-- Short task --
Without changing a character, return the entries, but not the images they hold.

%%

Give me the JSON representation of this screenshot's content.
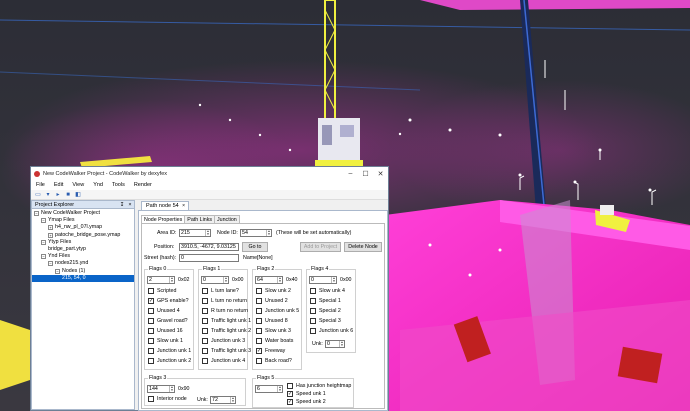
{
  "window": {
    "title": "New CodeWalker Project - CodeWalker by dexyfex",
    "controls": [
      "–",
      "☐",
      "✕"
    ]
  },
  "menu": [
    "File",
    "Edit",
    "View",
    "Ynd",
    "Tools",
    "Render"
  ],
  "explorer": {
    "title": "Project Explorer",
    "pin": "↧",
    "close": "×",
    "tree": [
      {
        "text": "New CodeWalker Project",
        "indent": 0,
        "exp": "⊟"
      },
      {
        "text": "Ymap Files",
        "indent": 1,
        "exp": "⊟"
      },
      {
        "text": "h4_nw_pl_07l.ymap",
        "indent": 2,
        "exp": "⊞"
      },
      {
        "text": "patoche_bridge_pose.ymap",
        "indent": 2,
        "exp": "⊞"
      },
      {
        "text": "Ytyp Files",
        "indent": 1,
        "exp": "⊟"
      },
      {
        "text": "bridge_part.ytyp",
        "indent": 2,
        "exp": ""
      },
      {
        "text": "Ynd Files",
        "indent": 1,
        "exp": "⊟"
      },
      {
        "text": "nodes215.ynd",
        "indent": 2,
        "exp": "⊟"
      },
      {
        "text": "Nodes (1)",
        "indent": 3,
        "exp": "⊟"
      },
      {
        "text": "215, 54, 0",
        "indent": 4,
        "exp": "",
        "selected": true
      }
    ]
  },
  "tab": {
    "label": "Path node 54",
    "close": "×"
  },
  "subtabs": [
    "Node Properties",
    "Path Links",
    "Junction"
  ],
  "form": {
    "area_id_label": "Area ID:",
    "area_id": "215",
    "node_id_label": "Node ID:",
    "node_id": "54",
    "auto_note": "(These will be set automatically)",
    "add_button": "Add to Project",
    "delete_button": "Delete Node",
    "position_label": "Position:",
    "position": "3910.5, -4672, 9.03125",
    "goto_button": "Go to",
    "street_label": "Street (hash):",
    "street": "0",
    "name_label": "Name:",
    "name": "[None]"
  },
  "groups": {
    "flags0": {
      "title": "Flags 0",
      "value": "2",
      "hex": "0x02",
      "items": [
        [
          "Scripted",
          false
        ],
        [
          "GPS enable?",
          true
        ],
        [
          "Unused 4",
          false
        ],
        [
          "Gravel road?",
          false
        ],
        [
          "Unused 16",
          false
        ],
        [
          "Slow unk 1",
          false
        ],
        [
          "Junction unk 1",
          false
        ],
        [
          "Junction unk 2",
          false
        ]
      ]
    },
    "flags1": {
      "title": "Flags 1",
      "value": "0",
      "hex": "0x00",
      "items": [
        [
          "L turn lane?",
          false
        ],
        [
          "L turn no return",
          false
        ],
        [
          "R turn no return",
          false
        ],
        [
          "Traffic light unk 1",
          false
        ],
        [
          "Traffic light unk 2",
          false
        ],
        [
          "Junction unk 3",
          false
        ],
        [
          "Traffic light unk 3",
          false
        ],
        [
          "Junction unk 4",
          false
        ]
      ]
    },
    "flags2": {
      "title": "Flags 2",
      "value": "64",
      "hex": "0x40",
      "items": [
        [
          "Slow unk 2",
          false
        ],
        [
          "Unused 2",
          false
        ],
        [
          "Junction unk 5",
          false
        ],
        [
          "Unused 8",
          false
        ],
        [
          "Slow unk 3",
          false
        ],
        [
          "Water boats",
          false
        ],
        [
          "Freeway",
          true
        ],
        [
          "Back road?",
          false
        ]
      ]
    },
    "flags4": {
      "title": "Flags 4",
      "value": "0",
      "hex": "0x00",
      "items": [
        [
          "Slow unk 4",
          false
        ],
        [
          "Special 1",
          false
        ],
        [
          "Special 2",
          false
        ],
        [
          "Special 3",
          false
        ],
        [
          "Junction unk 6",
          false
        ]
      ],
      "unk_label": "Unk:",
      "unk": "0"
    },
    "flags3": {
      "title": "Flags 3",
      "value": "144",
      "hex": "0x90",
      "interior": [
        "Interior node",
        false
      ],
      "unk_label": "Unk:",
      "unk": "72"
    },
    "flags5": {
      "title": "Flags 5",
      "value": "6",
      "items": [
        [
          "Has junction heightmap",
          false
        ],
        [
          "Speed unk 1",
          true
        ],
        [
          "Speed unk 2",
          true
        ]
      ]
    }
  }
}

%%

-- Solved problem --
Give me the JSON representation of this screenshot's content.
{
  "window": {
    "title": "New CodeWalker Project - CodeWalker by dexyfex",
    "controls": [
      "–",
      "☐",
      "✕"
    ]
  },
  "menu": [
    "File",
    "Edit",
    "View",
    "Ynd",
    "Tools",
    "Render"
  ],
  "explorer": {
    "title": "Project Explorer",
    "pin": "↧",
    "close": "×",
    "tree": [
      {
        "text": "New CodeWalker Project",
        "indent": 0,
        "exp": "⊟"
      },
      {
        "text": "Ymap Files",
        "indent": 1,
        "exp": "⊟"
      },
      {
        "text": "h4_nw_pl_07l.ymap",
        "indent": 2,
        "exp": "⊞"
      },
      {
        "text": "patoche_bridge_pose.ymap",
        "indent": 2,
        "exp": "⊞"
      },
      {
        "text": "Ytyp Files",
        "indent": 1,
        "exp": "⊟"
      },
      {
        "text": "bridge_part.ytyp",
        "indent": 2,
        "exp": ""
      },
      {
        "text": "Ynd Files",
        "indent": 1,
        "exp": "⊟"
      },
      {
        "text": "nodes215.ynd",
        "indent": 2,
        "exp": "⊟"
      },
      {
        "text": "Nodes (1)",
        "indent": 3,
        "exp": "⊟"
      },
      {
        "text": "215, 54, 0",
        "indent": 4,
        "exp": "",
        "selected": true
      }
    ]
  },
  "tab": {
    "label": "Path node 54",
    "close": "×"
  },
  "subtabs": [
    "Node Properties",
    "Path Links",
    "Junction"
  ],
  "form": {
    "area_id_label": "Area ID:",
    "area_id": "215",
    "node_id_label": "Node ID:",
    "node_id": "54",
    "auto_note": "(These will be set automatically)",
    "add_button": "Add to Project",
    "delete_button": "Delete Node",
    "position_label": "Position:",
    "position": "3910.5, -4672, 9.03125",
    "goto_button": "Go to",
    "street_label": "Street (hash):",
    "street": "0",
    "name_label": "Name:",
    "name": "[None]"
  },
  "groups": {
    "flags0": {
      "title": "Flags 0",
      "value": "2",
      "hex": "0x02",
      "items": [
        [
          "Scripted",
          false
        ],
        [
          "GPS enable?",
          true
        ],
        [
          "Unused 4",
          false
        ],
        [
          "Gravel road?",
          false
        ],
        [
          "Unused 16",
          false
        ],
        [
          "Slow unk 1",
          false
        ],
        [
          "Junction unk 1",
          false
        ],
        [
          "Junction unk 2",
          false
        ]
      ]
    },
    "flags1": {
      "title": "Flags 1",
      "value": "0",
      "hex": "0x00",
      "items": [
        [
          "L turn lane?",
          false
        ],
        [
          "L turn no return",
          false
        ],
        [
          "R turn no return",
          false
        ],
        [
          "Traffic light unk 1",
          false
        ],
        [
          "Traffic light unk 2",
          false
        ],
        [
          "Junction unk 3",
          false
        ],
        [
          "Traffic light unk 3",
          false
        ],
        [
          "Junction unk 4",
          false
        ]
      ]
    },
    "flags2": {
      "title": "Flags 2",
      "value": "64",
      "hex": "0x40",
      "items": [
        [
          "Slow unk 2",
          false
        ],
        [
          "Unused 2",
          false
        ],
        [
          "Junction unk 5",
          false
        ],
        [
          "Unused 8",
          false
        ],
        [
          "Slow unk 3",
          false
        ],
        [
          "Water boats",
          false
        ],
        [
          "Freeway",
          true
        ],
        [
          "Back road?",
          false
        ]
      ]
    },
    "flags4": {
      "title": "Flags 4",
      "value": "0",
      "hex": "0x00",
      "items": [
        [
          "Slow unk 4",
          false
        ],
        [
          "Special 1",
          false
        ],
        [
          "Special 2",
          false
        ],
        [
          "Special 3",
          false
        ],
        [
          "Junction unk 6",
          false
        ]
      ],
      "unk_label": "Unk:",
      "unk": "0"
    },
    "flags3": {
      "title": "Flags 3",
      "value": "144",
      "hex": "0x90",
      "interior": [
        "Interior node",
        false
      ],
      "unk_label": "Unk:",
      "unk": "72"
    },
    "flags5": {
      "title": "Flags 5",
      "value": "6",
      "items": [
        [
          "Has junction heightmap",
          false
        ],
        [
          "Speed unk 1",
          true
        ],
        [
          "Speed unk 2",
          true
        ]
      ]
    }
  }
}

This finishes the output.